Saved entries.

^^^^^^^^^^^^^^^^

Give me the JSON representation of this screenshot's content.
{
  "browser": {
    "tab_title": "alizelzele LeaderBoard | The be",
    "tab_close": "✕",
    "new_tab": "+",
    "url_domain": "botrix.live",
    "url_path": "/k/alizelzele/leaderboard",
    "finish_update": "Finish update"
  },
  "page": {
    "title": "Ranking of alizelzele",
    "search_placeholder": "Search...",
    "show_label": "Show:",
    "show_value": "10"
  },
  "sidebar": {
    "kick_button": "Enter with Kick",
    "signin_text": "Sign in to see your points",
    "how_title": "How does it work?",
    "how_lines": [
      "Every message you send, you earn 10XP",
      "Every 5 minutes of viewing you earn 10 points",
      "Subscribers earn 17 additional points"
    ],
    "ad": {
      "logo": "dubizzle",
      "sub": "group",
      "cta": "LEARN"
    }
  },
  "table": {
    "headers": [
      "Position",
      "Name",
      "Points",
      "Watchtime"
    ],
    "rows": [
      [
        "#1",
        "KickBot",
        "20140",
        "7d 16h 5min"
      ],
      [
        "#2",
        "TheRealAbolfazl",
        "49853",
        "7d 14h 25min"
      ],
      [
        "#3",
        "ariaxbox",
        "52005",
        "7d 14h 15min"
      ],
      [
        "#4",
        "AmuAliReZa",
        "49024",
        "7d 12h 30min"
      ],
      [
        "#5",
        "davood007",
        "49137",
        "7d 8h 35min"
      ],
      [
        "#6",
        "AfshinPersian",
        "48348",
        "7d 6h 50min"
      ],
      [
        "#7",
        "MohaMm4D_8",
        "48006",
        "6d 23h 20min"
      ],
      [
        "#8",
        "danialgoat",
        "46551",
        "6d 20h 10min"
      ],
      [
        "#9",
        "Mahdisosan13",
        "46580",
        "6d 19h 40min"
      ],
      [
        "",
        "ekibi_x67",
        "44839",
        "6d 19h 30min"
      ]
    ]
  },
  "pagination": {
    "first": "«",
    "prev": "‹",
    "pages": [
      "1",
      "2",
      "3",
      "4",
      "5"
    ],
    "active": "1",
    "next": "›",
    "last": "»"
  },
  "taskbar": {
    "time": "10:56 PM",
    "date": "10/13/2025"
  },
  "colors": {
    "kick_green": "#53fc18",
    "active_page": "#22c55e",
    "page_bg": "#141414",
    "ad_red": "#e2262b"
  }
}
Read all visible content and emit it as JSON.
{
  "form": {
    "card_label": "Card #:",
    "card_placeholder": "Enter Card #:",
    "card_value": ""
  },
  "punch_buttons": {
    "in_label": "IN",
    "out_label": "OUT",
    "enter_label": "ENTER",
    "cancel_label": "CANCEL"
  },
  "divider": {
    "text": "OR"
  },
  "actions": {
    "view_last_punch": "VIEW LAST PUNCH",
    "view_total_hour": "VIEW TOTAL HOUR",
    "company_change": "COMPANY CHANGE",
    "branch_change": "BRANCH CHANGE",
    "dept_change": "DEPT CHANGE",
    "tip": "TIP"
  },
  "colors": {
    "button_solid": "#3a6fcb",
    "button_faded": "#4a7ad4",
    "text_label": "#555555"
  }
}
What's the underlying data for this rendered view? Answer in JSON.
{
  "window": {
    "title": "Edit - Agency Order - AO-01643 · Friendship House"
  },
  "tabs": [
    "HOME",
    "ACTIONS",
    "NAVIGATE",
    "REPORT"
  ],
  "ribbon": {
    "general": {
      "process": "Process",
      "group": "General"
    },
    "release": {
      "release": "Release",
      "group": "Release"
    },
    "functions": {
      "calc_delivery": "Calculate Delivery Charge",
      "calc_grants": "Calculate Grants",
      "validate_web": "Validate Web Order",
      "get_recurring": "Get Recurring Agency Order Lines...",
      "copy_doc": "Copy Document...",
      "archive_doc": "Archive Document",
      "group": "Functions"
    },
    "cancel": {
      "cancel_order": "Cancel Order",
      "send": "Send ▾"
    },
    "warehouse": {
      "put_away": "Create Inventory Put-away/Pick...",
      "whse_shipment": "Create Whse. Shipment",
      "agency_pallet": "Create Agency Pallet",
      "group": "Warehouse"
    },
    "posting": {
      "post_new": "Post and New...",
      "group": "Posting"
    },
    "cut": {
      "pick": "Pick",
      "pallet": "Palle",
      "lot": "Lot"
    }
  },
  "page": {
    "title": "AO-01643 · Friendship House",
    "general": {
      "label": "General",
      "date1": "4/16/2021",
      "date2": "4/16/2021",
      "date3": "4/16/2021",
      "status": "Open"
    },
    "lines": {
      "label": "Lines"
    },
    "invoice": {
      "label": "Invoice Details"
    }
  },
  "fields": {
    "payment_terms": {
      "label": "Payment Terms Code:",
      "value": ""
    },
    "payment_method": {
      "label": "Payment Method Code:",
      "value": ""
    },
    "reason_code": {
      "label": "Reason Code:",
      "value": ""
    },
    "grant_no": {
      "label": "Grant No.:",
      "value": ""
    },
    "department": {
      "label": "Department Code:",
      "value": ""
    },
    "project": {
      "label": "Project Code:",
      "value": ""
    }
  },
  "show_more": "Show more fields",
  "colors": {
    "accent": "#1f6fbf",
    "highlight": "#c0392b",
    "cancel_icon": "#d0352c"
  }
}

^^^^^^^^^^^^^^^^

Task statement.
Your task is to print all of the records exactly.

Solved problem.
Give me the JSON representation of this screenshot's content.
{
  "browser": {
    "tab_title": "alizelzele LeaderBoard | The be",
    "tab_close": "✕",
    "new_tab": "+",
    "url_domain": "botrix.live",
    "url_path": "/k/alizelzele/leaderboard",
    "finish_update": "Finish update"
  },
  "page": {
    "title": "Ranking of alizelzele",
    "search_placeholder": "Search...",
    "show_label": "Show:",
    "show_value": "10"
  },
  "sidebar": {
    "kick_button": "Enter with Kick",
    "signin_text": "Sign in to see your points",
    "how_title": "How does it work?",
    "how_lines": [
      "Every message you send, you earn 10XP",
      "Every 5 minutes of viewing you earn 10 points",
      "Subscribers earn 17 additional points"
    ],
    "ad": {
      "logo": "dubizzle",
      "sub": "group",
      "cta": "LEARN"
    }
  },
  "table": {
    "headers": [
      "Position",
      "Name",
      "Points",
      "Watchtime"
    ],
    "rows": [
      [
        "#1",
        "KickBot",
        "20140",
        "7d 16h 5min"
      ],
      [
        "#2",
        "TheRealAbolfazl",
        "49853",
        "7d 14h 25min"
      ],
      [
        "#3",
        "ariaxbox",
        "52005",
        "7d 14h 15min"
      ],
      [
        "#4",
        "AmuAliReZa",
        "49024",
        "7d 12h 30min"
      ],
      [
        "#5",
        "davood007",
        "49137",
        "7d 8h 35min"
      ],
      [
        "#6",
        "AfshinPersian",
        "48348",
        "7d 6h 50min"
      ],
      [
        "#7",
        "MohaMm4D_8",
        "48006",
        "6d 23h 20min"
      ],
      [
        "#8",
        "danialgoat",
        "46551",
        "6d 20h 10min"
      ],
      [
        "#9",
        "Mahdisosan13",
        "46580",
        "6d 19h 40min"
      ],
      [
        "",
        "ekibi_x67",
        "44839",
        "6d 19h 30min"
      ]
    ]
  },
  "pagination": {
    "first": "«",
    "prev": "‹",
    "pages": [
      "1",
      "2",
      "3",
      "4",
      "5"
    ],
    "active": "1",
    "next": "›",
    "last": "»"
  },
  "taskbar": {
    "time": "10:56 PM",
    "date": "10/13/2025"
  },
  "colors": {
    "kick_green": "#53fc18",
    "active_page": "#22c55e",
    "page_bg": "#141414",
    "ad_red": "#e2262b"
  }
}
Read all visible content and emit it as JSON.
{
  "form": {
    "card_label": "Card #:",
    "card_placeholder": "Enter Card #:",
    "card_value": ""
  },
  "punch_buttons": {
    "in_label": "IN",
    "out_label": "OUT",
    "enter_label": "ENTER",
    "cancel_label": "CANCEL"
  },
  "divider": {
    "text": "OR"
  },
  "actions": {
    "view_last_punch": "VIEW LAST PUNCH",
    "view_total_hour": "VIEW TOTAL HOUR",
    "company_change": "COMPANY CHANGE",
    "branch_change": "BRANCH CHANGE",
    "dept_change": "DEPT CHANGE",
    "tip": "TIP"
  },
  "colors": {
    "button_solid": "#3a6fcb",
    "button_faded": "#4a7ad4",
    "text_label": "#555555"
  }
}
What's the underlying data for this rendered view? Answer in JSON.
{
  "window": {
    "title": "Edit - Agency Order - AO-01643 · Friendship House"
  },
  "tabs": [
    "HOME",
    "ACTIONS",
    "NAVIGATE",
    "REPORT"
  ],
  "ribbon": {
    "general": {
      "process": "Process",
      "group": "General"
    },
    "release": {
      "release": "Release",
      "group": "Release"
    },
    "functions": {
      "calc_delivery": "Calculate Delivery Charge",
      "calc_grants": "Calculate Grants",
      "validate_web": "Validate Web Order",
      "get_recurring": "Get Recurring Agency Order Lines...",
      "copy_doc": "Copy Document...",
      "archive_doc": "Archive Document",
      "group": "Functions"
    },
    "cancel": {
      "cancel_order": "Cancel Order",
      "send": "Send ▾"
    },
    "warehouse": {
      "put_away": "Create Inventory Put-away/Pick...",
      "whse_shipment": "Create Whse. Shipment",
      "agency_pallet": "Create Agency Pallet",
      "group": "Warehouse"
    },
    "posting": {
      "post_new": "Post and New...",
      "group": "Posting"
    },
    "cut": {
      "pick": "Pick",
      "pallet": "Palle",
      "lot": "Lot"
    }
  },
  "page": {
    "title": "AO-01643 · Friendship House",
    "general": {
      "label": "General",
      "date1": "4/16/2021",
      "date2": "4/16/2021",
      "date3": "4/16/2021",
      "status": "Open"
    },
    "lines": {
      "label": "Lines"
    },
    "invoice": {
      "label": "Invoice Details"
    }
  },
  "fields": {
    "payment_terms": {
      "label": "Payment Terms Code:",
      "value": ""
    },
    "payment_method": {
      "label": "Payment Method Code:",
      "value": ""
    },
    "reason_code": {
      "label": "Reason Code:",
      "value": ""
    },
    "grant_no": {
      "label": "Grant No.:",
      "value": ""
    },
    "department": {
      "label": "Department Code:",
      "value": ""
    },
    "project": {
      "label": "Project Code:",
      "value": ""
    }
  },
  "show_more": "Show more fields",
  "colors": {
    "accent": "#1f6fbf",
    "highlight": "#c0392b",
    "cancel_icon": "#d0352c"
  }
}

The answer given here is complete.